Job: Your task is to give the data again, exactly, with every line intact.

Task material:

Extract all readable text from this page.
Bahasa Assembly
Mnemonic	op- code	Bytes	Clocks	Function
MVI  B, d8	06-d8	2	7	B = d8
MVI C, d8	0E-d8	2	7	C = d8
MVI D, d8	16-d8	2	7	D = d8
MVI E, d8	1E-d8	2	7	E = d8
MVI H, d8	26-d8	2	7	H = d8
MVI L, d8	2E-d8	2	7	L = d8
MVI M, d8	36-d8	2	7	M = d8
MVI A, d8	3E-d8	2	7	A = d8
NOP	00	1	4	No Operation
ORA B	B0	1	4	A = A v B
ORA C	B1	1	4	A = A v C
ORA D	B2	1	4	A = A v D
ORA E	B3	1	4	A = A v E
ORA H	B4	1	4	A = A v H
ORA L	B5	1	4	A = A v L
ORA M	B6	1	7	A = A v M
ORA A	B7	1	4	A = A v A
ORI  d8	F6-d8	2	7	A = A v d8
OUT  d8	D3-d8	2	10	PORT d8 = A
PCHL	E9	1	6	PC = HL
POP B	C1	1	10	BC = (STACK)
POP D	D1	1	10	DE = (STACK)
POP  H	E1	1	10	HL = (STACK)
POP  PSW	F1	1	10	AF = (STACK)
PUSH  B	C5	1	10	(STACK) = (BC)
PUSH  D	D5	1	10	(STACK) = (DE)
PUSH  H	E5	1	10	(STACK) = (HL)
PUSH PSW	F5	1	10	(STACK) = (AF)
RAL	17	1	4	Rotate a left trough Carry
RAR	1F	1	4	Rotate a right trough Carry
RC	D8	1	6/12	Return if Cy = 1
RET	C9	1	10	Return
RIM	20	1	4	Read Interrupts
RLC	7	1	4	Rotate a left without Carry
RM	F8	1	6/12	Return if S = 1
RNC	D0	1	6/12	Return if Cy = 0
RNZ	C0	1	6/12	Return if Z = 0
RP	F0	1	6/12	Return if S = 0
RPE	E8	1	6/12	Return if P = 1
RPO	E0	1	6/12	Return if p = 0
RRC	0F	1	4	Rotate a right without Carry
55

The response:
Extract all readable text from this page.
Bahasa Assembly
Mnemonic	op- code	Bytes	Clocks	Function
MVI  B, d8	06-d8	2	7	B = d8
MVI C, d8	0E-d8	2	7	C = d8
MVI D, d8	16-d8	2	7	D = d8
MVI E, d8	1E-d8	2	7	E = d8
MVI H, d8	26-d8	2	7	H = d8
MVI L, d8	2E-d8	2	7	L = d8
MVI M, d8	36-d8	2	7	M = d8
MVI A, d8	3E-d8	2	7	A = d8
NOP	00	1	4	No Operation
ORA B	B0	1	4	A = A v B
ORA C	B1	1	4	A = A v C
ORA D	B2	1	4	A = A v D
ORA E	B3	1	4	A = A v E
ORA H	B4	1	4	A = A v H
ORA L	B5	1	4	A = A v L
ORA M	B6	1	7	A = A v M
ORA A	B7	1	4	A = A v A
ORI  d8	F6-d8	2	7	A = A v d8
OUT  d8	D3-d8	2	10	PORT d8 = A
PCHL	E9	1	6	PC = HL
POP B	C1	1	10	BC = (STACK)
POP D	D1	1	10	DE = (STACK)
POP  H	E1	1	10	HL = (STACK)
POP  PSW	F1	1	10	AF = (STACK)
PUSH  B	C5	1	10	(STACK) = (BC)
PUSH  D	D5	1	10	(STACK) = (DE)
PUSH  H	E5	1	10	(STACK) = (HL)
PUSH PSW	F5	1	10	(STACK) = (AF)
RAL	17	1	4	Rotate a left trough Carry
RAR	1F	1	4	Rotate a right trough Carry
RC	D8	1	6/12	Return if Cy = 1
RET	C9	1	10	Return
RIM	20	1	4	Read Interrupts
RLC	7	1	4	Rotate a left without Carry
RM	F8	1	6/12	Return if S = 1
RNC	D0	1	6/12	Return if Cy = 0
RNZ	C0	1	6/12	Return if Z = 0
RP	F0	1	6/12	Return if S = 0
RPE	E8	1	6/12	Return if P = 1
RPO	E0	1	6/12	Return if p = 0
RRC	0F	1	4	Rotate a right without Carry
55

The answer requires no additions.